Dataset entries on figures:
----

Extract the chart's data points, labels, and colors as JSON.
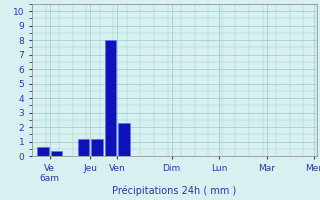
{
  "bar_x": [
    0,
    1,
    3,
    4,
    5,
    6
  ],
  "bar_heights": [
    0.65,
    0.35,
    1.15,
    1.2,
    8.0,
    2.3
  ],
  "bar_color_main": "#1111bb",
  "bar_color_edge": "#4477ff",
  "bar_width": 0.85,
  "xlim": [
    -0.8,
    20.0
  ],
  "ylim": [
    0,
    10
  ],
  "yticks": [
    0,
    1,
    2,
    3,
    4,
    5,
    6,
    7,
    8,
    9,
    10
  ],
  "xtick_positions": [
    0.5,
    3.5,
    5.5,
    9.5,
    13.0,
    16.5,
    20.0
  ],
  "xtick_labels": [
    "Ve\n6am",
    "Jeu",
    "Ven",
    "Dim",
    "Lun",
    "Mar",
    "Mer"
  ],
  "xlabel": "Précipitations 24h ( mm )",
  "background_color": "#d8f0f0",
  "grid_color": "#99cccc",
  "tick_color": "#3333aa",
  "xlabel_fontsize": 7,
  "tick_fontsize": 6.5,
  "figsize": [
    3.2,
    2.0
  ],
  "dpi": 100
}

----

EXERCISE: Print all entries exactly. The images do not belong in the copy.

OUTPUT:
Extract the chart's data points, labels, and colors as JSON.
{
  "bar_x": [
    0,
    1,
    3,
    4,
    5,
    6
  ],
  "bar_heights": [
    0.65,
    0.35,
    1.15,
    1.2,
    8.0,
    2.3
  ],
  "bar_color_main": "#1111bb",
  "bar_color_edge": "#4477ff",
  "bar_width": 0.85,
  "xlim": [
    -0.8,
    20.0
  ],
  "ylim": [
    0,
    10
  ],
  "yticks": [
    0,
    1,
    2,
    3,
    4,
    5,
    6,
    7,
    8,
    9,
    10
  ],
  "xtick_positions": [
    0.5,
    3.5,
    5.5,
    9.5,
    13.0,
    16.5,
    20.0
  ],
  "xtick_labels": [
    "Ve\n6am",
    "Jeu",
    "Ven",
    "Dim",
    "Lun",
    "Mar",
    "Mer"
  ],
  "xlabel": "Précipitations 24h ( mm )",
  "background_color": "#d8f0f0",
  "grid_color": "#99cccc",
  "tick_color": "#3333aa",
  "xlabel_fontsize": 7,
  "tick_fontsize": 6.5,
  "figsize": [
    3.2,
    2.0
  ],
  "dpi": 100
}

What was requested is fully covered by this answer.